(Stored data)
((
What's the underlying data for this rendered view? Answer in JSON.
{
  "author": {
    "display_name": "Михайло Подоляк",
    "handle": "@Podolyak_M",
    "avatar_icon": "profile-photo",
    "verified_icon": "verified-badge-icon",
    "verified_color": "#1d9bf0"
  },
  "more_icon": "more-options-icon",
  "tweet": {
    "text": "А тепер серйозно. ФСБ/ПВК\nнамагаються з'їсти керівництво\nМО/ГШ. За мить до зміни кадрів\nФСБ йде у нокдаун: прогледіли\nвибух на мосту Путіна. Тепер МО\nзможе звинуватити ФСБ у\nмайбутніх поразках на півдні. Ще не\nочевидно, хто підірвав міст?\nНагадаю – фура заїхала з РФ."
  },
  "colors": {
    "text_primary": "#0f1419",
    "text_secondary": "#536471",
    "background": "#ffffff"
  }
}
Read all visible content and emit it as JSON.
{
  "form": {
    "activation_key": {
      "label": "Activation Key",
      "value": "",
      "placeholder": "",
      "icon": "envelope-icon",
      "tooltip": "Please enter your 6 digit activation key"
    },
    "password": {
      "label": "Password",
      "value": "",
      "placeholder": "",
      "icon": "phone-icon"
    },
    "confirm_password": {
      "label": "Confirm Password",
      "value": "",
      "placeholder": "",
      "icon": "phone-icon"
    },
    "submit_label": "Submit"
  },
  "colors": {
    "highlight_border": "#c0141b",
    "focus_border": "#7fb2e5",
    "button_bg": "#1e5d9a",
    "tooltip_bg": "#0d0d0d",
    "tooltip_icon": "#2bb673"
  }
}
))
**WHAT YOU WILL DO:** Return the entries above exactly, each one complete.

**SOLUTION FOR THIS EXERCISE:**
What's the underlying data for this rendered view? Answer in JSON.
{
  "author": {
    "display_name": "Михайло Подоляк",
    "handle": "@Podolyak_M",
    "avatar_icon": "profile-photo",
    "verified_icon": "verified-badge-icon",
    "verified_color": "#1d9bf0"
  },
  "more_icon": "more-options-icon",
  "tweet": {
    "text": "А тепер серйозно. ФСБ/ПВК\nнамагаються з'їсти керівництво\nМО/ГШ. За мить до зміни кадрів\nФСБ йде у нокдаун: прогледіли\nвибух на мосту Путіна. Тепер МО\nзможе звинуватити ФСБ у\nмайбутніх поразках на півдні. Ще не\nочевидно, хто підірвав міст?\nНагадаю – фура заїхала з РФ."
  },
  "colors": {
    "text_primary": "#0f1419",
    "text_secondary": "#536471",
    "background": "#ffffff"
  }
}
Read all visible content and emit it as JSON.
{
  "form": {
    "activation_key": {
      "label": "Activation Key",
      "value": "",
      "placeholder": "",
      "icon": "envelope-icon",
      "tooltip": "Please enter your 6 digit activation key"
    },
    "password": {
      "label": "Password",
      "value": "",
      "placeholder": "",
      "icon": "phone-icon"
    },
    "confirm_password": {
      "label": "Confirm Password",
      "value": "",
      "placeholder": "",
      "icon": "phone-icon"
    },
    "submit_label": "Submit"
  },
  "colors": {
    "highlight_border": "#c0141b",
    "focus_border": "#7fb2e5",
    "button_bg": "#1e5d9a",
    "tooltip_bg": "#0d0d0d",
    "tooltip_icon": "#2bb673"
  }
}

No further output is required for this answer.